Task objective: Read the material below. Count the lines containing "termoadhesivo" and give that count alone.

Records for this task:
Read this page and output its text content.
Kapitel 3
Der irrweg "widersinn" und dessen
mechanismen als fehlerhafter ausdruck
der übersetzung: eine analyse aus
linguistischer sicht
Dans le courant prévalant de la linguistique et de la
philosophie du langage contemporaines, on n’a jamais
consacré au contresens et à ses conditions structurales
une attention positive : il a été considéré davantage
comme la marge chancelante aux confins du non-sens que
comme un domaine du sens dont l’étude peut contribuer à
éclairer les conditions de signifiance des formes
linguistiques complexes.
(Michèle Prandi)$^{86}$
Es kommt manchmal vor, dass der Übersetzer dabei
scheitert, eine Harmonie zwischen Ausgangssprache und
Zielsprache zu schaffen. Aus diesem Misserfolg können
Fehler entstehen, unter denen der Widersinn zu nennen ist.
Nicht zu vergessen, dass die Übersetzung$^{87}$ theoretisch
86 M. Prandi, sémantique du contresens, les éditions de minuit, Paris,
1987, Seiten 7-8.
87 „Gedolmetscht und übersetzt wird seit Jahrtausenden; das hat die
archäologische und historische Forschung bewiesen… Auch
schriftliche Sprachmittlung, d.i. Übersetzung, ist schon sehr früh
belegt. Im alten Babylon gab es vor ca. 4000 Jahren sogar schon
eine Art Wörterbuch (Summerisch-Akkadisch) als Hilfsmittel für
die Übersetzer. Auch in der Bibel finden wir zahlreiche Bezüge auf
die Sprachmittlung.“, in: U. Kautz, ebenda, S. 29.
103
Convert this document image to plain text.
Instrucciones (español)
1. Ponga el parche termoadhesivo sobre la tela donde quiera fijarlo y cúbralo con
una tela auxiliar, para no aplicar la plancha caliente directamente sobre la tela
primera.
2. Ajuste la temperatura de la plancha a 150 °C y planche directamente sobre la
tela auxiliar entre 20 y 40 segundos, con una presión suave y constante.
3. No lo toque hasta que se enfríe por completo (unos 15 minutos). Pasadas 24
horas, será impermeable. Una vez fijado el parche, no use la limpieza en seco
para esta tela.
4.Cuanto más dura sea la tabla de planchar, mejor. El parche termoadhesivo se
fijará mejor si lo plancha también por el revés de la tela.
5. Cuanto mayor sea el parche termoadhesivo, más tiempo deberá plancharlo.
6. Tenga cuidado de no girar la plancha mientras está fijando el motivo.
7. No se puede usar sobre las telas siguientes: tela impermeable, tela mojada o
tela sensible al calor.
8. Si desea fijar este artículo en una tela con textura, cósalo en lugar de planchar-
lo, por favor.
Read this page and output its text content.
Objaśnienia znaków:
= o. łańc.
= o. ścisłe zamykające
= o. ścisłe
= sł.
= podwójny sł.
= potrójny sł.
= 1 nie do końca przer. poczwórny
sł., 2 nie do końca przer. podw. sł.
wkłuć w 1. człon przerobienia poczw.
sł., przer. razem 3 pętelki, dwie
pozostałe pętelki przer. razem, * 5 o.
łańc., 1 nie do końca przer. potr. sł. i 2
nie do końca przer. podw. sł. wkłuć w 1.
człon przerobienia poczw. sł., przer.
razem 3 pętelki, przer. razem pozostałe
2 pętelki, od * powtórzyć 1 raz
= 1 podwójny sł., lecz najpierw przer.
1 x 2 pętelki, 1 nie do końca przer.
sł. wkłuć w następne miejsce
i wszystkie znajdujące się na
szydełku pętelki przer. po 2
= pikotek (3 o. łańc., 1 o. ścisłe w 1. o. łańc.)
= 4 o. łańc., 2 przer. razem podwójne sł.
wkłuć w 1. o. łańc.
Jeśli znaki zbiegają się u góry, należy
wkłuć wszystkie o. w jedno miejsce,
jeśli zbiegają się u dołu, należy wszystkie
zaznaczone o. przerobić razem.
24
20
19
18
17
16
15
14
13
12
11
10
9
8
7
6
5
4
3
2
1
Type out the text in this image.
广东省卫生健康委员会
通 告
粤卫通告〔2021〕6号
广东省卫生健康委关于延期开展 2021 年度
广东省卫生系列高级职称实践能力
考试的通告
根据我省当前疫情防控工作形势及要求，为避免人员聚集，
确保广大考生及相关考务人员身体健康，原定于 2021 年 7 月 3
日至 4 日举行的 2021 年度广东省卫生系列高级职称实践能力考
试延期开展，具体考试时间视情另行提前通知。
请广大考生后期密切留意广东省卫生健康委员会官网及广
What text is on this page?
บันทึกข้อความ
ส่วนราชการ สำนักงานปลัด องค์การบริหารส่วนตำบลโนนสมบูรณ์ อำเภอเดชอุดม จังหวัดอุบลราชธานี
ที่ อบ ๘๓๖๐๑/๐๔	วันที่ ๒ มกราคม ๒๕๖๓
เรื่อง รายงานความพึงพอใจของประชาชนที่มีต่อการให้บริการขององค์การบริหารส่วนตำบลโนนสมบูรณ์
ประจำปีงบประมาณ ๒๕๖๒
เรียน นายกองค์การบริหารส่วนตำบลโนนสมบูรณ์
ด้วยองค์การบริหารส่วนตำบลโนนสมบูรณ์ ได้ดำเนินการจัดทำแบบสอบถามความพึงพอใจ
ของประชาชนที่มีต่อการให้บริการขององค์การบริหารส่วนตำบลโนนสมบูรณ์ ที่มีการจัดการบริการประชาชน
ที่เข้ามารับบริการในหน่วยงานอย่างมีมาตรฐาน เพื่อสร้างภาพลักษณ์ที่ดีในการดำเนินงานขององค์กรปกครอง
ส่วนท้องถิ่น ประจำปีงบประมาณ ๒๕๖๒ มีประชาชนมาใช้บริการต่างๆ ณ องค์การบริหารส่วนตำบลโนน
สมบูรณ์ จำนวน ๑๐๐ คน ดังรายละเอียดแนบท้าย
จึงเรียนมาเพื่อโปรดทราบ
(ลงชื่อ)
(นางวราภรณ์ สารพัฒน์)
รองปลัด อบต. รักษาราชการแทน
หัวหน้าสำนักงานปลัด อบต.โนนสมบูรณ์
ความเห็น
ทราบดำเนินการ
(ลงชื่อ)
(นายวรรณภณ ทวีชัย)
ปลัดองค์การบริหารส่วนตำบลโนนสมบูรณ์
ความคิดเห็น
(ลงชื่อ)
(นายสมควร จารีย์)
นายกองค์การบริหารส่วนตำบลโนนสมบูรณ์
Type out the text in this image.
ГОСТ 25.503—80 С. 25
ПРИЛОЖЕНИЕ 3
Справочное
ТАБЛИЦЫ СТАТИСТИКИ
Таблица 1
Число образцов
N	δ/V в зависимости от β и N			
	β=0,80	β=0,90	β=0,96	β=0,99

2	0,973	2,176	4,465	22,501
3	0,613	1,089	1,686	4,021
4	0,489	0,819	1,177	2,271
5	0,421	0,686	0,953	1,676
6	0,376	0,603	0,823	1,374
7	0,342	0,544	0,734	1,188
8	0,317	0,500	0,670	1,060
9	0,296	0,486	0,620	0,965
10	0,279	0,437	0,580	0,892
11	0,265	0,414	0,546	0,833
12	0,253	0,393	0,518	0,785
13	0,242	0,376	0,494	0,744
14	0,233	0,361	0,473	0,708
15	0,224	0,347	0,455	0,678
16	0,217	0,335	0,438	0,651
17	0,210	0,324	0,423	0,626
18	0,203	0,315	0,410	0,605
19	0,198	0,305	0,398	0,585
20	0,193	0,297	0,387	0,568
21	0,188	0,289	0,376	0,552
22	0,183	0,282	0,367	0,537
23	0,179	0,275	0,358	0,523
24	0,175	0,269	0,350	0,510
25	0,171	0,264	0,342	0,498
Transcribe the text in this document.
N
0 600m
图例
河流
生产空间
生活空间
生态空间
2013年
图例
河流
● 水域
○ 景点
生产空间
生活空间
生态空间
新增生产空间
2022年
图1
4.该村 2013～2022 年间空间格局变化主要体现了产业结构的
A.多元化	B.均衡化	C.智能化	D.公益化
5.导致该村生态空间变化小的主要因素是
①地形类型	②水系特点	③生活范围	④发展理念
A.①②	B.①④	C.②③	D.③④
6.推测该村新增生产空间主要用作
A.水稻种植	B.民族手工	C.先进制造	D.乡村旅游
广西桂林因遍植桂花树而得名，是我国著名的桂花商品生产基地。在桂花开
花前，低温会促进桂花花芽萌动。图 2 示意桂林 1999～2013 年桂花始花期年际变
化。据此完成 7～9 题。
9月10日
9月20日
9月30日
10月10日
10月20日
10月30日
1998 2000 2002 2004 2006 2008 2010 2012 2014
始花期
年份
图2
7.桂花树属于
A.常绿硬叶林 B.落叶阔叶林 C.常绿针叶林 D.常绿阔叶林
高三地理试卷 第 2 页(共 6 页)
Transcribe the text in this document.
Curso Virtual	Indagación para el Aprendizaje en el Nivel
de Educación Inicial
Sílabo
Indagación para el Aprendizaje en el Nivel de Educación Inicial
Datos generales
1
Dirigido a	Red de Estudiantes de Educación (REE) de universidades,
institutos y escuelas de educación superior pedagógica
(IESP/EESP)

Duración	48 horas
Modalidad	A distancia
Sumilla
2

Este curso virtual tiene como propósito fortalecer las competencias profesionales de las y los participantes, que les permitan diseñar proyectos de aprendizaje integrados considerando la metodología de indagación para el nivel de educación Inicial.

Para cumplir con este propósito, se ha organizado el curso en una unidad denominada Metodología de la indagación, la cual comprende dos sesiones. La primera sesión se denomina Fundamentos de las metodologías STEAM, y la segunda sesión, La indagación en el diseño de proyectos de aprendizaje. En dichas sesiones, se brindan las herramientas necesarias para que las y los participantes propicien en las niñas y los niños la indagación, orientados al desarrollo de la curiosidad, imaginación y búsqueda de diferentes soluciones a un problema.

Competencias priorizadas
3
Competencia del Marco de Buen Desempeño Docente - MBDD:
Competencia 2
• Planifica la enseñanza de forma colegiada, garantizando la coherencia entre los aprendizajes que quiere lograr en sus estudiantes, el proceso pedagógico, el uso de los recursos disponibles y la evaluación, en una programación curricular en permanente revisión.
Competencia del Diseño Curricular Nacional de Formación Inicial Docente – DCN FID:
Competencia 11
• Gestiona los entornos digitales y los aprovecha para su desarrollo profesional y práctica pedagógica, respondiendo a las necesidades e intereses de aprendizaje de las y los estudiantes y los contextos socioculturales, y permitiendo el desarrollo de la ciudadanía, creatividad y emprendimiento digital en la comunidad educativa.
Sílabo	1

Output for this task: 3